* Begin Quoted text *
# Ghost shrimp with a tiny bit of red?



## corvus (Apr 9, 2003)

Reading this forum got me all psyched up to try shrimp. But when it comes right down to it, I'm not really ready, tank-wise, to try any Cherries or anything else yet. (Not to mention I wouldn't order anything live through the mail during this heat wave.)
So just for fun, I bought 20 ghost shrimp to put in my 20 high that I use to keep extra plants, and to nurse other plants back to health. For $2, what the hey, I have _some_ shrimp! 
After putting them in the tank early last evening, I just left them alone for a couple hours to get settled in.
When I came back later and started looking really closely, I was really surprised to find that at least 2 of these shrimp have 1/2 red antennae, some red on their main claws, and 2 spots of red on their tail! Their bodies/shell are not completely clear either, but have some black or dark brown markings (pretty random) on them.

2 or 3 shrimp died overnight, but I just looked now, and those 2 shrimp are still there and look healthy. There are tons of plants in the tank, there could be more like that, but the majority of the shrimp have no color at all.

What gives here?

I'm a total shrimp noob, so any info you could pass along would be greatly appreciated.

Paul

PS, I tried to get pics, didn't get anything worth beans yet. I'll try again this evening.
* End Quoted text *
* Begin Given data *
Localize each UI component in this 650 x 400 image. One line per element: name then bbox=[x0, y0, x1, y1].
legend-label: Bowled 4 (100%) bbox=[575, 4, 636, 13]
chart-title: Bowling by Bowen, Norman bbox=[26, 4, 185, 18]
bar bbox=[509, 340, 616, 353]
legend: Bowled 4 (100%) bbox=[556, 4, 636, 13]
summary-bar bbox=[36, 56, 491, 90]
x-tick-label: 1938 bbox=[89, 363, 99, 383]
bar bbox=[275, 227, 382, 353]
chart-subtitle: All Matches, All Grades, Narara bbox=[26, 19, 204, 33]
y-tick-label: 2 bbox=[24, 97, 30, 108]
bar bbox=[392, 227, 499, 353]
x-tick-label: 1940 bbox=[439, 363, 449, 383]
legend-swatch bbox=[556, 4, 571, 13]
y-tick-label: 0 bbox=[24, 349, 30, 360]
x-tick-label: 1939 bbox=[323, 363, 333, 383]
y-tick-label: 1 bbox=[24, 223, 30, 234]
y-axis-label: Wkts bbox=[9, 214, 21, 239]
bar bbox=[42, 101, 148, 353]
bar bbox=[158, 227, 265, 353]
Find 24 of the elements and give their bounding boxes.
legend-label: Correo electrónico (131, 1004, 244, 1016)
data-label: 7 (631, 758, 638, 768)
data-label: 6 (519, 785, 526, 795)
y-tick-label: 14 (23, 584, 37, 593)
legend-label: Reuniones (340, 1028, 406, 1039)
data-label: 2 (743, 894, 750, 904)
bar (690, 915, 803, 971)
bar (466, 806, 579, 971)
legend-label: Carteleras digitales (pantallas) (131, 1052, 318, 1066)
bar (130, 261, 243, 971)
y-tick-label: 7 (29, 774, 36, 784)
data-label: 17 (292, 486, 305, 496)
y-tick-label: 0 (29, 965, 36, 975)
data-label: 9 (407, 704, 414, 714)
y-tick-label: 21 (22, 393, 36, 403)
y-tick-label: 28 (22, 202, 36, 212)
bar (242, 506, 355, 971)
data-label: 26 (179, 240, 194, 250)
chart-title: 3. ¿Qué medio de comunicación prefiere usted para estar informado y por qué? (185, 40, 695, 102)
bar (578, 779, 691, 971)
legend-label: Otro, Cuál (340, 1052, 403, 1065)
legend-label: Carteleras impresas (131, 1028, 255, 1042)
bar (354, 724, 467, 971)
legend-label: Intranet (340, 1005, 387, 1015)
* End Given data *
• _Stated task 1_
Rewrite the part of the listing that runs from its first line through the line containing "legend: Bowled 4" as a JSON list of strings, one string per line, with blank lines omitted.
• _Stated task 2_
Extend the thread about ghost shrimp with red markings, starting after its last line.
The ghost shrimp thread and the listing are separate material.

• _Task output 1_
[
  "Localize each UI component in this 650 x 400 image. One line per element: name then bbox=[x0, y0, x1, y1].",
  "legend-label: Bowled 4 (100%) bbox=[575, 4, 636, 13]",
  "chart-title: Bowling by Bowen, Norman bbox=[26, 4, 185, 18]",
  "bar bbox=[509, 340, 616, 353]",
  "legend: Bowled 4 (100%) bbox=[556, 4, 636, 13]"
]

• _Task output 2_
----------



## trenac (Jul 16, 2004)

I have found that Ghost shrimp come in different shades of white and have various colors on their body parts (tails, antennae, etc).


----------



## awohld (Dec 11, 2005)

My ghost shrimp are exactly as you describe, with red bands on their claws, red antenna, and spots on their tails.


----------



## Musket (Jun 7, 2006)

I too have had ghost shrimp with various black/brown stripes, dots and also some with the red as you describe. Just enjoy them, and learn. They are great fun to watch.


----------



## Purrbox (Jun 1, 2006)

When I've kept ghost shrimp in the past, they also displayed the coloration highlights that you described. The coloration intensified and showed up on more of the shrimp the longer I had them. I think it may be an indication of how healthy and happy they are, much like a fish coloring up as it settles into a new tank.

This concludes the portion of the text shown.